> _To be done_
Reproduce every line of the entries below word for word, with nothing left out or changed.

> _Recorded information_
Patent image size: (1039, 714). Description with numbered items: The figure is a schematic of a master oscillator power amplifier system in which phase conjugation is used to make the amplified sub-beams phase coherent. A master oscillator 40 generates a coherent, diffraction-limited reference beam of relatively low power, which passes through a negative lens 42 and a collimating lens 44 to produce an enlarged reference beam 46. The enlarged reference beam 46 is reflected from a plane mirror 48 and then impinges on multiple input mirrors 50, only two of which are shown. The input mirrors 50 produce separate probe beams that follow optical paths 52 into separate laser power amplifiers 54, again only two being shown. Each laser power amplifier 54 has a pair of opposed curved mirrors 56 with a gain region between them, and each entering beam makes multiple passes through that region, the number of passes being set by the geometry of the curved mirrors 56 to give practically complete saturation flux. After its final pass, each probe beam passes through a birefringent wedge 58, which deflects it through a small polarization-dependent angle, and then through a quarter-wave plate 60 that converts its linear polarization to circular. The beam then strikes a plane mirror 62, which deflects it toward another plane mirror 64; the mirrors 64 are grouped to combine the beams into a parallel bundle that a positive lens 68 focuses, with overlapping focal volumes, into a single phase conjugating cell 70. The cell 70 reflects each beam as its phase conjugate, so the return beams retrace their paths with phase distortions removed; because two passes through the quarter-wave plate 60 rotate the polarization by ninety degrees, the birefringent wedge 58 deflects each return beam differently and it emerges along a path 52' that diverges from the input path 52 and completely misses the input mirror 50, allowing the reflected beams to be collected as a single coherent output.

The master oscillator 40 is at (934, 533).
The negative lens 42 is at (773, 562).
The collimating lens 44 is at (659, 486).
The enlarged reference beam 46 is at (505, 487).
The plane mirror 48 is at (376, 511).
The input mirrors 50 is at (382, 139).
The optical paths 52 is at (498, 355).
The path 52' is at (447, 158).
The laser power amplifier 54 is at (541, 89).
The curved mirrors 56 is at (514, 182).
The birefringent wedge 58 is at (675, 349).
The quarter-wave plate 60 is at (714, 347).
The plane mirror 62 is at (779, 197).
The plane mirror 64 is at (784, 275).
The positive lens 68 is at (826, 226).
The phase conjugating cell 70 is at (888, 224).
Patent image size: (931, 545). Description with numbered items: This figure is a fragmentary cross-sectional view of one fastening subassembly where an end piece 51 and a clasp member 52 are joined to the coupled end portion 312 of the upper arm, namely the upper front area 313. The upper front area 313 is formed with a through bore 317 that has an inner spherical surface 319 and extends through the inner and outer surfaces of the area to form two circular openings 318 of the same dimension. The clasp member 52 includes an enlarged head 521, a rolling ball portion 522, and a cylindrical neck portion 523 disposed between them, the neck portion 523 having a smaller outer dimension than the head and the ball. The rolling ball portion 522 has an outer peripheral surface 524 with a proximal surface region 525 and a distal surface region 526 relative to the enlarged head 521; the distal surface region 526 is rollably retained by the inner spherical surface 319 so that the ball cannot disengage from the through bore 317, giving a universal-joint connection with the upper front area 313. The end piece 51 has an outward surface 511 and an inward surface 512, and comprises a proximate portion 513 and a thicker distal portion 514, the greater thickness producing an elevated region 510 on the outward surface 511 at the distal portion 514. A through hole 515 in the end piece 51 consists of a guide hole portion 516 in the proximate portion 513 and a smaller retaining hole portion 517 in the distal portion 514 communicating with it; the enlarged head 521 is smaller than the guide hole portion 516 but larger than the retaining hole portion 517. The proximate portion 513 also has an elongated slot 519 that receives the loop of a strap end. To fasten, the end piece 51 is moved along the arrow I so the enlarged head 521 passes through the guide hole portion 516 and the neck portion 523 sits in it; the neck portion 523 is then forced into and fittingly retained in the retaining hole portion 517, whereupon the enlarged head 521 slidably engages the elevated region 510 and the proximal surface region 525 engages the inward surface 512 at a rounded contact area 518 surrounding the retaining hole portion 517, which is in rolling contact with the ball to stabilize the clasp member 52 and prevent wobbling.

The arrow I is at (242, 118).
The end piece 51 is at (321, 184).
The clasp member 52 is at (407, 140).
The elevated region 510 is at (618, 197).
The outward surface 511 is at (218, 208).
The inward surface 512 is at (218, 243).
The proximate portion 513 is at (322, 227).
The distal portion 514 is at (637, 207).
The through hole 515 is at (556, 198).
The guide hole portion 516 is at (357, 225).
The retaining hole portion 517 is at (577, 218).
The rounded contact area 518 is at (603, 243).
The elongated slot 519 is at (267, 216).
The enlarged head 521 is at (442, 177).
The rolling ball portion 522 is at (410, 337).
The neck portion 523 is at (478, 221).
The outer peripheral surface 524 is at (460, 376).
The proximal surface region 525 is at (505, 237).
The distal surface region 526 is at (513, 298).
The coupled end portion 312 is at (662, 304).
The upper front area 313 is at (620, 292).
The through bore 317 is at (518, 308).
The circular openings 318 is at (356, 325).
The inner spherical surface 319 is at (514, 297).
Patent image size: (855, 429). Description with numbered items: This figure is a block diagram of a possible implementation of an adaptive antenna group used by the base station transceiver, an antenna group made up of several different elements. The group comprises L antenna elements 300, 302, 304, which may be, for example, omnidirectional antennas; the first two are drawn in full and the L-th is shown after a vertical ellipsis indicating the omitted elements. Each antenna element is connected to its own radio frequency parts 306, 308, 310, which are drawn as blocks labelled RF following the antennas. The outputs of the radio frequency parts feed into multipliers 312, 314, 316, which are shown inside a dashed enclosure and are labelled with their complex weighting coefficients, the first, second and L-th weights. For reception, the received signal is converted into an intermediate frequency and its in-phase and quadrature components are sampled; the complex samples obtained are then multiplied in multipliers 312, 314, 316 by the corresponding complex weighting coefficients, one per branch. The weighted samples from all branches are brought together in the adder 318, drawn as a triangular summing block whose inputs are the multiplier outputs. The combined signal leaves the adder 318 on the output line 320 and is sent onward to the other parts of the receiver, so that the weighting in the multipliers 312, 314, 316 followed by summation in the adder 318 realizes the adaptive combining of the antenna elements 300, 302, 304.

> _Result of this exercise_
Patent image size: (1039, 714). Description with numbered items: The figure is a schematic of a master oscillator power amplifier system in which phase conjugation is used to make the amplified sub-beams phase coherent. A master oscillator 40 generates a coherent, diffraction-limited reference beam of relatively low power, which passes through a negative lens 42 and a collimating lens 44 to produce an enlarged reference beam 46. The enlarged reference beam 46 is reflected from a plane mirror 48 and then impinges on multiple input mirrors 50, only two of which are shown. The input mirrors 50 produce separate probe beams that follow optical paths 52 into separate laser power amplifiers 54, again only two being shown. Each laser power amplifier 54 has a pair of opposed curved mirrors 56 with a gain region between them, and each entering beam makes multiple passes through that region, the number of passes being set by the geometry of the curved mirrors 56 to give practically complete saturation flux. After its final pass, each probe beam passes through a birefringent wedge 58, which deflects it through a small polarization-dependent angle, and then through a quarter-wave plate 60 that converts its linear polarization to circular. The beam then strikes a plane mirror 62, which deflects it toward another plane mirror 64; the mirrors 64 are grouped to combine the beams into a parallel bundle that a positive lens 68 focuses, with overlapping focal volumes, into a single phase conjugating cell 70. The cell 70 reflects each beam as its phase conjugate, so the return beams retrace their paths with phase distortions removed; because two passes through the quarter-wave plate 60 rotate the polarization by ninety degrees, the birefringent wedge 58 deflects each return beam differently and it emerges along a path 52' that diverges from the input path 52 and completely misses the input mirror 50, allowing the reflected beams to be collected as a single coherent output.

The master oscillator 40 is at (934, 533).
The negative lens 42 is at (773, 562).
The collimating lens 44 is at (659, 486).
The enlarged reference beam 46 is at (505, 487).
The plane mirror 48 is at (376, 511).
The input mirrors 50 is at (382, 139).
The optical paths 52 is at (498, 355).
The path 52' is at (447, 158).
The laser power amplifier 54 is at (541, 89).
The curved mirrors 56 is at (514, 182).
The birefringent wedge 58 is at (675, 349).
The quarter-wave plate 60 is at (714, 347).
The plane mirror 62 is at (779, 197).
The plane mirror 64 is at (784, 275).
The positive lens 68 is at (826, 226).
The phase conjugating cell 70 is at (888, 224).
Patent image size: (931, 545). Description with numbered items: This figure is a fragmentary cross-sectional view of one fastening subassembly where an end piece 51 and a clasp member 52 are joined to the coupled end portion 312 of the upper arm, namely the upper front area 313. The upper front area 313 is formed with a through bore 317 that has an inner spherical surface 319 and extends through the inner and outer surfaces of the area to form two circular openings 318 of the same dimension. The clasp member 52 includes an enlarged head 521, a rolling ball portion 522, and a cylindrical neck portion 523 disposed between them, the neck portion 523 having a smaller outer dimension than the head and the ball. The rolling ball portion 522 has an outer peripheral surface 524 with a proximal surface region 525 and a distal surface region 526 relative to the enlarged head 521; the distal surface region 526 is rollably retained by the inner spherical surface 319 so that the ball cannot disengage from the through bore 317, giving a universal-joint connection with the upper front area 313. The end piece 51 has an outward surface 511 and an inward surface 512, and comprises a proximate portion 513 and a thicker distal portion 514, the greater thickness producing an elevated region 510 on the outward surface 511 at the distal portion 514. A through hole 515 in the end piece 51 consists of a guide hole portion 516 in the proximate portion 513 and a smaller retaining hole portion 517 in the distal portion 514 communicating with it; the enlarged head 521 is smaller than the guide hole portion 516 but larger than the retaining hole portion 517. The proximate portion 513 also has an elongated slot 519 that receives the loop of a strap end. To fasten, the end piece 51 is moved along the arrow I so the enlarged head 521 passes through the guide hole portion 516 and the neck portion 523 sits in it; the neck portion 523 is then forced into and fittingly retained in the retaining hole portion 517, whereupon the enlarged head 521 slidably engages the elevated region 510 and the proximal surface region 525 engages the inward surface 512 at a rounded contact area 518 surrounding the retaining hole portion 517, which is in rolling contact with the ball to stabilize the clasp member 52 and prevent wobbling.

The arrow I is at (242, 118).
The end piece 51 is at (321, 184).
The clasp member 52 is at (407, 140).
The elevated region 510 is at (618, 197).
The outward surface 511 is at (218, 208).
The inward surface 512 is at (218, 243).
The proximate portion 513 is at (322, 227).
The distal portion 514 is at (637, 207).
The through hole 515 is at (556, 198).
The guide hole portion 516 is at (357, 225).
The retaining hole portion 517 is at (577, 218).
The rounded contact area 518 is at (603, 243).
The elongated slot 519 is at (267, 216).
The enlarged head 521 is at (442, 177).
The rolling ball portion 522 is at (410, 337).
The neck portion 523 is at (478, 221).
The outer peripheral surface 524 is at (460, 376).
The proximal surface region 525 is at (505, 237).
The distal surface region 526 is at (513, 298).
The coupled end portion 312 is at (662, 304).
The upper front area 313 is at (620, 292).
The through bore 317 is at (518, 308).
The circular openings 318 is at (356, 325).
The inner spherical surface 319 is at (514, 297).
Patent image size: (855, 429). Description with numbered items: This figure is a block diagram of a possible implementation of an adaptive antenna group used by the base station transceiver, an antenna group made up of several different elements. The group comprises L antenna elements 300, 302, 304, which may be, for example, omnidirectional antennas; the first two are drawn in full and the L-th is shown after a vertical ellipsis indicating the omitted elements. Each antenna element is connected to its own radio frequency parts 306, 308, 310, which are drawn as blocks labelled RF following the antennas. The outputs of the radio frequency parts feed into multipliers 312, 314, 316, which are shown inside a dashed enclosure and are labelled with their complex weighting coefficients, the first, second and L-th weights. For reception, the received signal is converted into an intermediate frequency and its in-phase and quadrature components are sampled; the complex samples obtained are then multiplied in multipliers 312, 314, 316 by the corresponding complex weighting coefficients, one per branch. The weighted samples from all branches are brought together in the adder 318, drawn as a triangular summing block whose inputs are the multiplier outputs. The combined signal leaves the adder 318 on the output line 320 and is sent onward to the other parts of the receiver, so that the weighting in the multipliers 312, 314, 316 followed by summation in the adder 318 realizes the adaptive combining of the antenna elements 300, 302, 304.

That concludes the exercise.